## What is needed
Quote every line below exactly as it reads.

— Start of Data rows —

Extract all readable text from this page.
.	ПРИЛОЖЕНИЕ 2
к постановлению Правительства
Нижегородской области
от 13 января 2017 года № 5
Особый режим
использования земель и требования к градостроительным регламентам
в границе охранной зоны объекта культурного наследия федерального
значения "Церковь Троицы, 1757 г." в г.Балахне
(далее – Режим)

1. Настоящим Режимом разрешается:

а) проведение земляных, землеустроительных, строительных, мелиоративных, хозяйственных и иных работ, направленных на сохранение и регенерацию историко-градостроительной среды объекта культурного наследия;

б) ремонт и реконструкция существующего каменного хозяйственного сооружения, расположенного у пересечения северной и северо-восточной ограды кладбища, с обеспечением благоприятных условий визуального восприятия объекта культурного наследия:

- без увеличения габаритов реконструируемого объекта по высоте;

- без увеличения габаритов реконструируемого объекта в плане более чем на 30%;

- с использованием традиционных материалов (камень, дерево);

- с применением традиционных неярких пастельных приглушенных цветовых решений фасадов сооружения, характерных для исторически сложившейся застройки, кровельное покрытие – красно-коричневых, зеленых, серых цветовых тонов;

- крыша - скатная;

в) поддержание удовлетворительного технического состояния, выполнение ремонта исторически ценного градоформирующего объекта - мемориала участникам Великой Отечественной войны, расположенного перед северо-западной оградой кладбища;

— End of Data rows —

## Answer to this task
Extract all readable text from this page.
.	ПРИЛОЖЕНИЕ 2
к постановлению Правительства
Нижегородской области
от 13 января 2017 года № 5
Особый режим
использования земель и требования к градостроительным регламентам
в границе охранной зоны объекта культурного наследия федерального
значения "Церковь Троицы, 1757 г." в г.Балахне
(далее – Режим)

1. Настоящим Режимом разрешается:

а) проведение земляных, землеустроительных, строительных, мелиоративных, хозяйственных и иных работ, направленных на сохранение и регенерацию историко-градостроительной среды объекта культурного наследия;

б) ремонт и реконструкция существующего каменного хозяйственного сооружения, расположенного у пересечения северной и северо-восточной ограды кладбища, с обеспечением благоприятных условий визуального восприятия объекта культурного наследия:

- без увеличения габаритов реконструируемого объекта по высоте;

- без увеличения габаритов реконструируемого объекта в плане более чем на 30%;

- с использованием традиционных материалов (камень, дерево);

- с применением традиционных неярких пастельных приглушенных цветовых решений фасадов сооружения, характерных для исторически сложившейся застройки, кровельное покрытие – красно-коричневых, зеленых, серых цветовых тонов;

- крыша - скатная;

в) поддержание удовлетворительного технического состояния, выполнение ремонта исторически ценного градоформирующего объекта - мемориала участникам Великой Отечественной войны, расположенного перед северо-западной оградой кладбища;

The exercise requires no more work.